> **Challenge**:
Leaving out the pictures, transcribe all of the records faithfully.

> **Rows**:

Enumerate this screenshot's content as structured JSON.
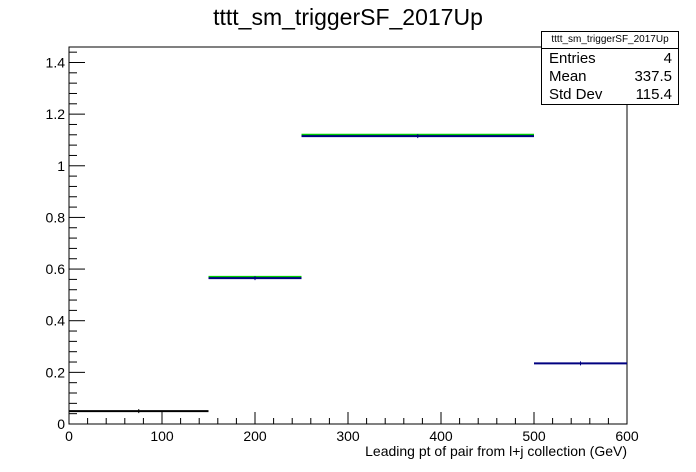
{
  "chart_data": {
    "type": "histogram",
    "title": "tttt_sm_triggerSF_2017Up",
    "xlabel": "Leading pt of pair from l+j collection (GeV)",
    "ylabel": "",
    "xlim": [
      0,
      600
    ],
    "ylim": [
      0,
      1.46
    ],
    "x_ticks": [
      "0",
      "100",
      "200",
      "300",
      "400",
      "500",
      "600"
    ],
    "y_ticks": [
      "0",
      "0.2",
      "0.4",
      "0.6",
      "0.8",
      "1",
      "1.2",
      "1.4"
    ],
    "bins": [
      {
        "x_low": 0,
        "x_high": 150,
        "value": 0.05,
        "color": "#000000"
      },
      {
        "x_low": 150,
        "x_high": 250,
        "value": 0.565,
        "color": "#000080"
      },
      {
        "x_low": 250,
        "x_high": 500,
        "value": 1.115,
        "color": "#000080"
      },
      {
        "x_low": 500,
        "x_high": 600,
        "value": 0.235,
        "color": "#000080"
      }
    ],
    "overlay": [
      {
        "x_low": 150,
        "x_high": 250,
        "value": 0.57,
        "color": "#00cc00"
      },
      {
        "x_low": 250,
        "x_high": 500,
        "value": 1.12,
        "color": "#00cc00"
      }
    ],
    "grid": false,
    "legend": "top-right"
  },
  "stats_box": {
    "name": "tttt_sm_triggerSF_2017Up",
    "rows": [
      {
        "label": "Entries",
        "value": "4"
      },
      {
        "label": "Mean",
        "value": "337.5"
      },
      {
        "label": "Std Dev",
        "value": "115.4"
      }
    ]
  }
}
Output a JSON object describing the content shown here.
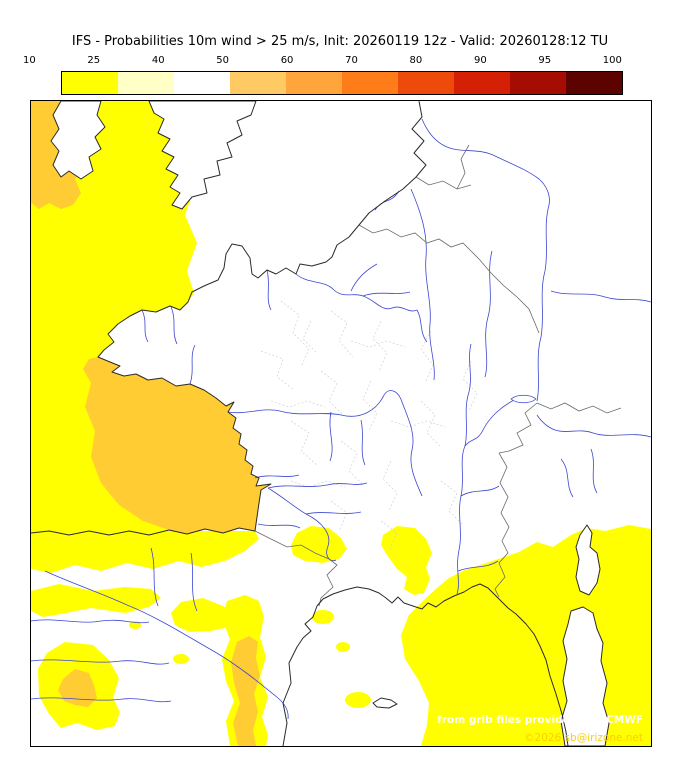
{
  "title": "IFS - Probabilities 10m wind > 25 m/s, Init: 20260119 12z - Valid: 20260128:12 TU",
  "legend": {
    "ticks": [
      "10",
      "25",
      "40",
      "50",
      "60",
      "70",
      "80",
      "90",
      "95",
      "100"
    ],
    "colors": [
      "#ffff00",
      "#ffffc6",
      "#ffedа0",
      "#ffc964",
      "#ffa53c",
      "#ff7d18",
      "#ee4a0c",
      "#d42105",
      "#a60d02",
      "#5c0300"
    ]
  },
  "map": {
    "credits": {
      "line1": "from grib files provided by ECMWF",
      "line2": "©2026 sb@irizone.net"
    },
    "colors": {
      "sea_low": "#ffff00",
      "sea_mid": "#ffcc33",
      "river": "#3c46d2",
      "coast": "#2a2a2a",
      "border": "#6a6a6a",
      "department": "#c9c9c9",
      "credit1": "#ffffff",
      "credit2": "#ffce00"
    }
  }
}
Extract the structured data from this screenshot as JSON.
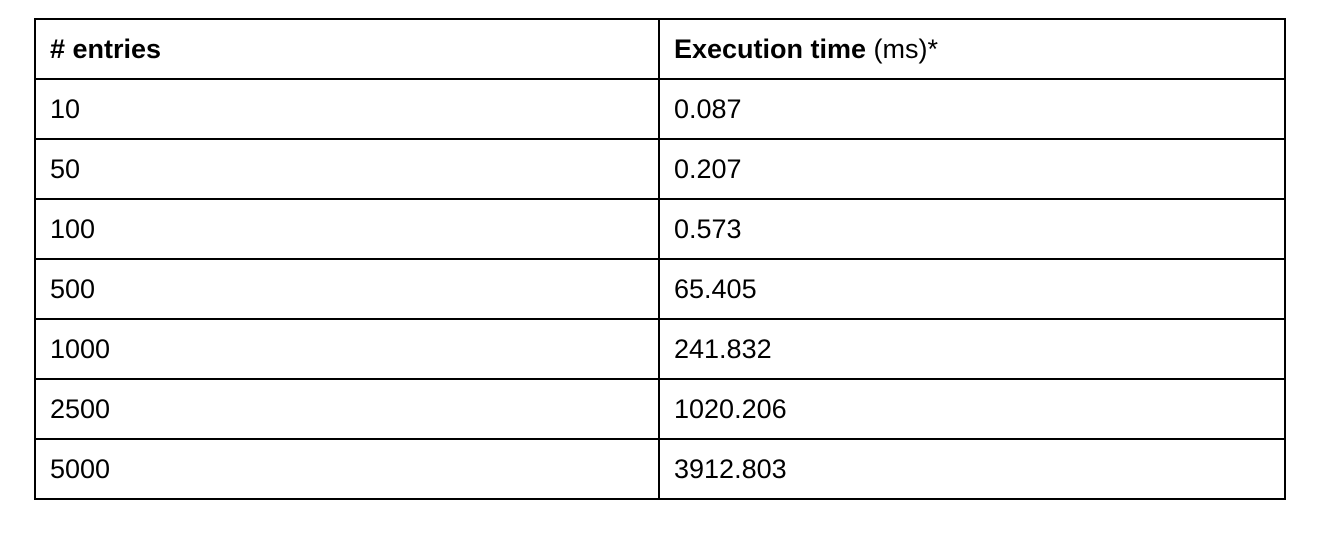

> **Response**:
Enumerate this screenshot's content as structured JSON.
{
  "chart_data": {
    "type": "histogram",
    "title": "tttt_sm_triggerSF_2017Up",
    "xlabel": "Leading pt of pair from l+j collection (GeV)",
    "ylabel": "",
    "xlim": [
      0,
      600
    ],
    "ylim": [
      0,
      1.46
    ],
    "x_ticks": [
      "0",
      "100",
      "200",
      "300",
      "400",
      "500",
      "600"
    ],
    "y_ticks": [
      "0",
      "0.2",
      "0.4",
      "0.6",
      "0.8",
      "1",
      "1.2",
      "1.4"
    ],
    "bins": [
      {
        "x_low": 0,
        "x_high": 150,
        "value": 0.05,
        "color": "#000000"
      },
      {
        "x_low": 150,
        "x_high": 250,
        "value": 0.565,
        "color": "#000080"
      },
      {
        "x_low": 250,
        "x_high": 500,
        "value": 1.115,
        "color": "#000080"
      },
      {
        "x_low": 500,
        "x_high": 600,
        "value": 0.235,
        "color": "#000080"
      }
    ],
    "overlay": [
      {
        "x_low": 150,
        "x_high": 250,
        "value": 0.57,
        "color": "#00cc00"
      },
      {
        "x_low": 250,
        "x_high": 500,
        "value": 1.12,
        "color": "#00cc00"
      }
    ],
    "grid": false,
    "legend": "top-right"
  },
  "stats_box": {
    "name": "tttt_sm_triggerSF_2017Up",
    "rows": [
      {
        "label": "Entries",
        "value": "4"
      },
      {
        "label": "Mean",
        "value": "337.5"
      },
      {
        "label": "Std Dev",
        "value": "115.4"
      }
    ]
  }
}
Output a JSON object describing the content shown here.
{
  "title": "IFS - Probabilities 10m wind > 25 m/s, Init: 20260119 12z - Valid: 20260128:12 TU",
  "legend": {
    "ticks": [
      "10",
      "25",
      "40",
      "50",
      "60",
      "70",
      "80",
      "90",
      "95",
      "100"
    ],
    "colors": [
      "#ffff00",
      "#ffffc6",
      "#ffedа0",
      "#ffc964",
      "#ffa53c",
      "#ff7d18",
      "#ee4a0c",
      "#d42105",
      "#a60d02",
      "#5c0300"
    ]
  },
  "map": {
    "credits": {
      "line1": "from grib files provided by ECMWF",
      "line2": "©2026 sb@irizone.net"
    },
    "colors": {
      "sea_low": "#ffff00",
      "sea_mid": "#ffcc33",
      "river": "#3c46d2",
      "coast": "#2a2a2a",
      "border": "#6a6a6a",
      "department": "#c9c9c9",
      "credit1": "#ffffff",
      "credit2": "#ffce00"
    }
  }
}
Extract the structured data from this screenshot as JSON.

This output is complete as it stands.